# Stored rows
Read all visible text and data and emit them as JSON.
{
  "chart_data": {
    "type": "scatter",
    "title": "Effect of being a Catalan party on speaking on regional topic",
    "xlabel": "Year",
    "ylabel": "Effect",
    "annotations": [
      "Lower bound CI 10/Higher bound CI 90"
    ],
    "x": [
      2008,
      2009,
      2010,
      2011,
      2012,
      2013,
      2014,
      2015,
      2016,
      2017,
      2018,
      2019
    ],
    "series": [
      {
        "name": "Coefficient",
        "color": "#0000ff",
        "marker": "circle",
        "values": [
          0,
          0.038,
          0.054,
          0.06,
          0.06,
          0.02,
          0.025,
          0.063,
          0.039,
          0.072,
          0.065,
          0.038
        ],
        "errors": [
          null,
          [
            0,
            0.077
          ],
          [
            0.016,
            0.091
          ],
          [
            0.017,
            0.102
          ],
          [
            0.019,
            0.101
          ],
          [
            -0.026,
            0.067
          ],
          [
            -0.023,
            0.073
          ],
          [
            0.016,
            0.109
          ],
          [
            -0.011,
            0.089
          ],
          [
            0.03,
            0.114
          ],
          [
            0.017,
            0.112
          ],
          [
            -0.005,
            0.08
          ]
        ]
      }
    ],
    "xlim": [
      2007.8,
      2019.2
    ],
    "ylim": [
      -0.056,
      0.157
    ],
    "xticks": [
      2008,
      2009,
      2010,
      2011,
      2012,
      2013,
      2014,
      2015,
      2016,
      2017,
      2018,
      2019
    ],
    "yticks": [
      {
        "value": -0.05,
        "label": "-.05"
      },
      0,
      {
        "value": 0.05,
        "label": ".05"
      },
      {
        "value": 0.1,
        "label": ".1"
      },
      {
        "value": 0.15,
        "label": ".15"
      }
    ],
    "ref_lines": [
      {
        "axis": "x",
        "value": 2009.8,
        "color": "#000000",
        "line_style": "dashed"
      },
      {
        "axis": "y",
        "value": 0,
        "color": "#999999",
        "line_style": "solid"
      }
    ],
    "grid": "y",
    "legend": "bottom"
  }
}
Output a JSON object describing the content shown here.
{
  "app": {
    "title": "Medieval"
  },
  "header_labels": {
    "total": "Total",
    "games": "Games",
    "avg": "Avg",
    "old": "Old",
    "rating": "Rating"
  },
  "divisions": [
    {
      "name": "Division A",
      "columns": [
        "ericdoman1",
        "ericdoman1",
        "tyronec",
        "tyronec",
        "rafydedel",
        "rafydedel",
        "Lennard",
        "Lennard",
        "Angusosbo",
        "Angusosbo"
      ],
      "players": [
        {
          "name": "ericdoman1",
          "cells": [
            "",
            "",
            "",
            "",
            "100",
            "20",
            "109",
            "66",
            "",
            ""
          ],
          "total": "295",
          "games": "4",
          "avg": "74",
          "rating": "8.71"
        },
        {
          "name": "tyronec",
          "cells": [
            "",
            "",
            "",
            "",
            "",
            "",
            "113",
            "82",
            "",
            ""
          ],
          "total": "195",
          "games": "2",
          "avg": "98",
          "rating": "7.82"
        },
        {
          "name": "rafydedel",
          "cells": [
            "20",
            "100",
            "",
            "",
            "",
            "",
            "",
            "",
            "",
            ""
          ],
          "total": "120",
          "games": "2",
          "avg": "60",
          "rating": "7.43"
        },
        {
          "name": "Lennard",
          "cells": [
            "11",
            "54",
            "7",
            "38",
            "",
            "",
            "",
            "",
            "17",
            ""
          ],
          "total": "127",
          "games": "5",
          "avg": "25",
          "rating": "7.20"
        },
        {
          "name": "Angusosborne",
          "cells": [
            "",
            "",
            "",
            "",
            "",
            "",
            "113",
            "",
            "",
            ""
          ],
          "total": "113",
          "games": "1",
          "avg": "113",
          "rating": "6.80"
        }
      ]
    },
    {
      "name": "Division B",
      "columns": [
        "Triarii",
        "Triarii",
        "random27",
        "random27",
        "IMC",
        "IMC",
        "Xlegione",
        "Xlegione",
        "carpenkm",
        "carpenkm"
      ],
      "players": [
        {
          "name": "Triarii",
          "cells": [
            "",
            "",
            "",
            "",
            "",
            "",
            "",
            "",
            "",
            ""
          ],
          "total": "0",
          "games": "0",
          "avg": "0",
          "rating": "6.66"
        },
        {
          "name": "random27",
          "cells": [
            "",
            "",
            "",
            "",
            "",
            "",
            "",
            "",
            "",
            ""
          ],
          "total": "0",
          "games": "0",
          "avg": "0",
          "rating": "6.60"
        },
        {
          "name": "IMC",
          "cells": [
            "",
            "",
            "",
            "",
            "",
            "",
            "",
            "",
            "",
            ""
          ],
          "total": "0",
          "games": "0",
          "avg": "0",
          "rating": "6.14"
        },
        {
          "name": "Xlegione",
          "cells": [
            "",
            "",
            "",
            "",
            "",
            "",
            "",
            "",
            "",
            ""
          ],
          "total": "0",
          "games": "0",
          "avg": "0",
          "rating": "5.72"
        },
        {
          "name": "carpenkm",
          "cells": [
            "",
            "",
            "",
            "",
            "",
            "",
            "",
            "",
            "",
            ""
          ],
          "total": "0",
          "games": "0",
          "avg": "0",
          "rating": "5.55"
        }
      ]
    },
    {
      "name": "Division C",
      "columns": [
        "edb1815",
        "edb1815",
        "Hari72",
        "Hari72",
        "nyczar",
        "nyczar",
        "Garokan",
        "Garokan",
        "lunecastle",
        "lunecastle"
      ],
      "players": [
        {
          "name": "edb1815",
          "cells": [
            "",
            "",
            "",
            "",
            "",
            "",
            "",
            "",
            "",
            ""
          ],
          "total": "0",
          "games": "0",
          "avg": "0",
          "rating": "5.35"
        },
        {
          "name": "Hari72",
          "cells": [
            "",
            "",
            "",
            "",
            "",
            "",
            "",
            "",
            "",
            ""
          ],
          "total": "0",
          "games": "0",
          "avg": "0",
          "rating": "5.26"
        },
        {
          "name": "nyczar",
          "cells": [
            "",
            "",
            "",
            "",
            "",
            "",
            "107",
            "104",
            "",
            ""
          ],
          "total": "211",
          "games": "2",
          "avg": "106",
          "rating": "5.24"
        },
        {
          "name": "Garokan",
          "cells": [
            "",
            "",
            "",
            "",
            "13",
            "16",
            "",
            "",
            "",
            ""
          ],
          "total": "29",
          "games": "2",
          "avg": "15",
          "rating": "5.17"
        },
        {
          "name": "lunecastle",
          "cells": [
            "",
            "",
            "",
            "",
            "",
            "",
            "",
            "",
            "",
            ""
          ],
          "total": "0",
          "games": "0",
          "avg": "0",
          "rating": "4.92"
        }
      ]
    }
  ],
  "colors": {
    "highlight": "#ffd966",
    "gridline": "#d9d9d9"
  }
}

# Exercise goal
Of the lines in the data, how many hold the string "title"? State the number, nothing else.

# Solution for this task
2